=== THE EXERCISE ===
In the listing below, find every line containing "trésorerie" and copy it out.

** START RECORDS FOR THE EXERCISE **

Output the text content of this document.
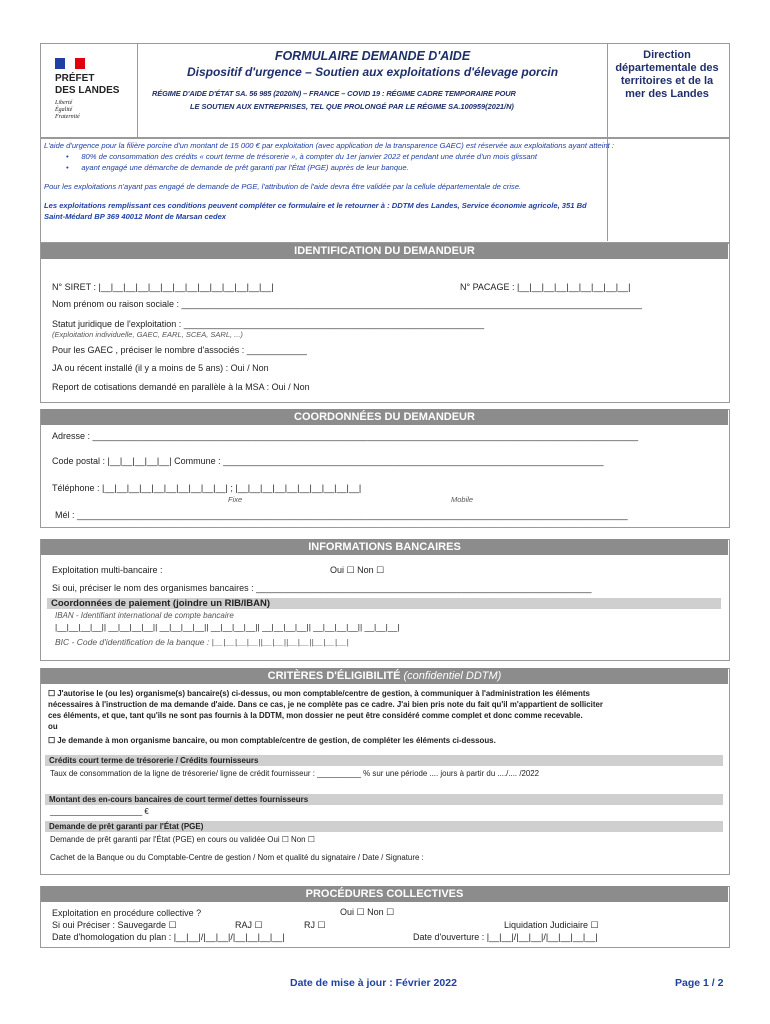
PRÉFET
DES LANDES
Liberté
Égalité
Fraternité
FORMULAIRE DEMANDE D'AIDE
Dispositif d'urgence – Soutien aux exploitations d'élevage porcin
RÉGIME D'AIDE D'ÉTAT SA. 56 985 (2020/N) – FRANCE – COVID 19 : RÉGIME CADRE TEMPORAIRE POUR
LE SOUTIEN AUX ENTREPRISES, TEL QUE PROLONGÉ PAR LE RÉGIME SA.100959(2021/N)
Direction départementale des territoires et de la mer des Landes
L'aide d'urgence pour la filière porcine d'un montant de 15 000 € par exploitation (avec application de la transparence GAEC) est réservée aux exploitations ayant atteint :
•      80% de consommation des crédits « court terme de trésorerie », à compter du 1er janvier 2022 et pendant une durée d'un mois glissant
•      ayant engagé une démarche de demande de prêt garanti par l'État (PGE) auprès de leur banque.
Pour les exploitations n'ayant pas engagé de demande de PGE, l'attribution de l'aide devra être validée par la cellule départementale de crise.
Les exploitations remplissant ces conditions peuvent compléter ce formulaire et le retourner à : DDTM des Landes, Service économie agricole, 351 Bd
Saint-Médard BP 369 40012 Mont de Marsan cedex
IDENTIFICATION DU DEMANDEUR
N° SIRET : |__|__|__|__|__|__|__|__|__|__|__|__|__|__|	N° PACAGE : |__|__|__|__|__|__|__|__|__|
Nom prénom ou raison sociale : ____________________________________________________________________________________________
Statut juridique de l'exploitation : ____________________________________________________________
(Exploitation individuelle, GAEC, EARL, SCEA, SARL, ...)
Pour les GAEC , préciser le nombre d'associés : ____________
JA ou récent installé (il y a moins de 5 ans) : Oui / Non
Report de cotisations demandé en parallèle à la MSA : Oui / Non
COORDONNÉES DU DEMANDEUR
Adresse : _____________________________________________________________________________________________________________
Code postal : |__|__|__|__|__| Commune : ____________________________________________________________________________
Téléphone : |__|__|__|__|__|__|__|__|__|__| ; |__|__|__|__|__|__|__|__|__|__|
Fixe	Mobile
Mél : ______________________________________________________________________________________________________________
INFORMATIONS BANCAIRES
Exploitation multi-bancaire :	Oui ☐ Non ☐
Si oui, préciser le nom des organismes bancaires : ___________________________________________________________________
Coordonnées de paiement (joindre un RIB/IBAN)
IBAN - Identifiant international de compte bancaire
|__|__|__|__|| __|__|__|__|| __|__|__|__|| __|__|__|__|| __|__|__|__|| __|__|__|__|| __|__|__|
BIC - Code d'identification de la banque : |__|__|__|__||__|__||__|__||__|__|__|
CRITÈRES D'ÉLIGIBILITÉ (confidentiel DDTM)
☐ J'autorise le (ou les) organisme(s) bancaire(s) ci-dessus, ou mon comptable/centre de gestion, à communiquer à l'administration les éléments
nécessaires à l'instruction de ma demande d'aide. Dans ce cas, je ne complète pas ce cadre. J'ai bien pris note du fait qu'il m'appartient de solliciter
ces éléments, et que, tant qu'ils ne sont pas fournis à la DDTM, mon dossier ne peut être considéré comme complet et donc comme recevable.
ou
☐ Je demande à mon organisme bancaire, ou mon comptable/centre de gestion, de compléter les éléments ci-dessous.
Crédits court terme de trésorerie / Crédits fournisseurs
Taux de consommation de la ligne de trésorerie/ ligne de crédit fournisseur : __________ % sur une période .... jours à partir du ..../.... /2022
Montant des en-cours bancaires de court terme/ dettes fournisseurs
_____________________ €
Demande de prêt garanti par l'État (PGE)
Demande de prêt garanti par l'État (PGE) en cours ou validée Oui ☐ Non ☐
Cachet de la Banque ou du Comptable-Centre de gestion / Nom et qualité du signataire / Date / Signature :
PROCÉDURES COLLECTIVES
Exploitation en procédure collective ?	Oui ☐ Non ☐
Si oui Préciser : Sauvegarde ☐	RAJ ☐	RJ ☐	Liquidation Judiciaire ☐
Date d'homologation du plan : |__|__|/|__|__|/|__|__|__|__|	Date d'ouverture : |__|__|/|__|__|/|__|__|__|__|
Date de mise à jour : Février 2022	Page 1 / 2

** END RECORDS FOR THE EXERCISE **
** START RECORDS FOR THE EXERCISE **

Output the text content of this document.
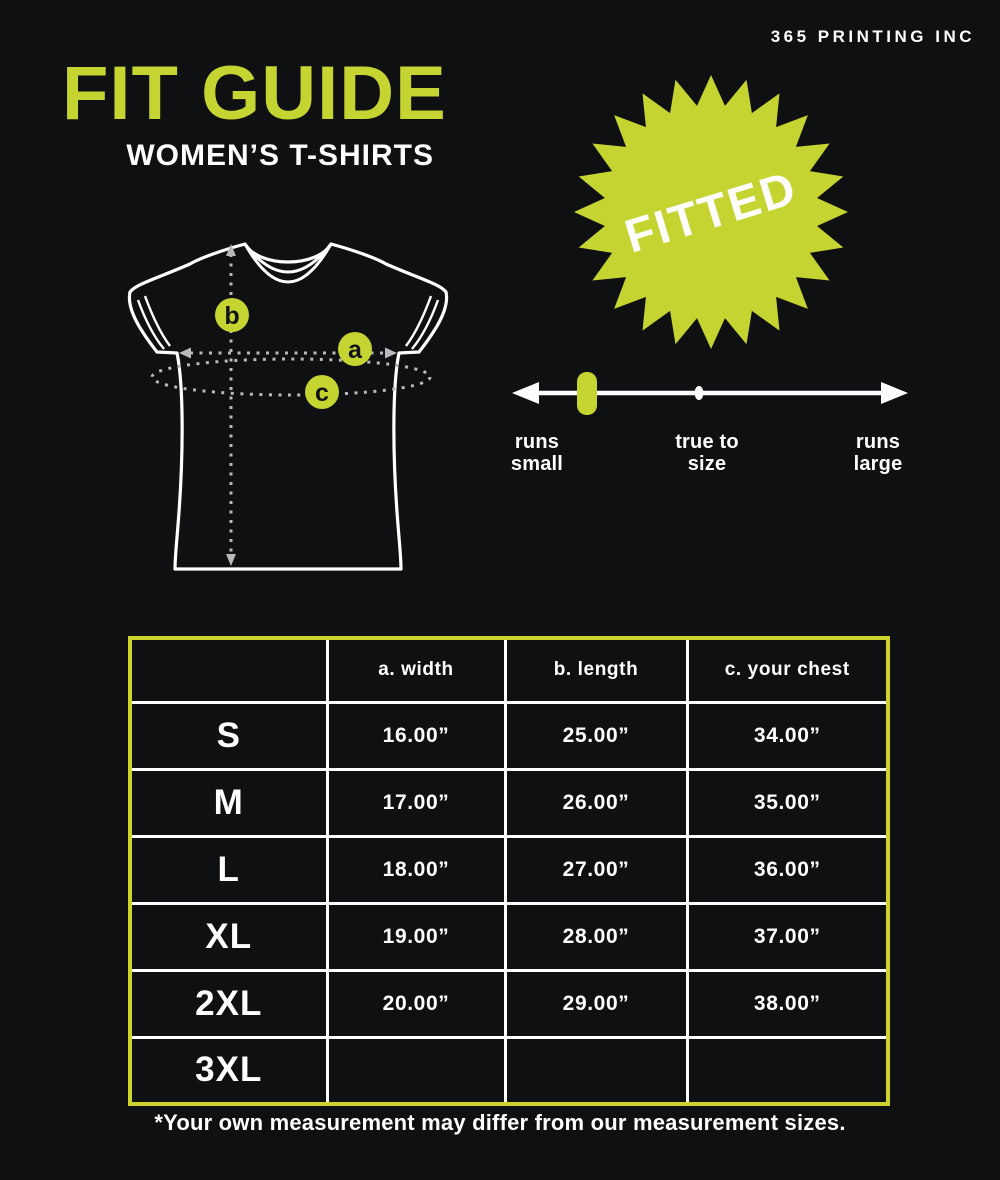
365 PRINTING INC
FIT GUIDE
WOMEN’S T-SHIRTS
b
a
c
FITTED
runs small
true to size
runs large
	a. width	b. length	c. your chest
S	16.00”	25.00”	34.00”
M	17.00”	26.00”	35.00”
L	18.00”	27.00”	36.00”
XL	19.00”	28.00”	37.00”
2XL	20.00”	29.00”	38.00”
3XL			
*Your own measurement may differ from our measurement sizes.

** END RECORDS FOR THE EXERCISE **

=== RESPONSE TO THIS TASK ===
•      80% de consommation des crédits « court terme de trésorerie », à compter du 1er janvier 2022 et pendant une durée d'un mois glissant
Crédits court terme de trésorerie / Crédits fournisseurs
Taux de consommation de la ligne de trésorerie/ ligne de crédit fournisseur : __________ % sur une période .... jours à partir du ..../.... /2022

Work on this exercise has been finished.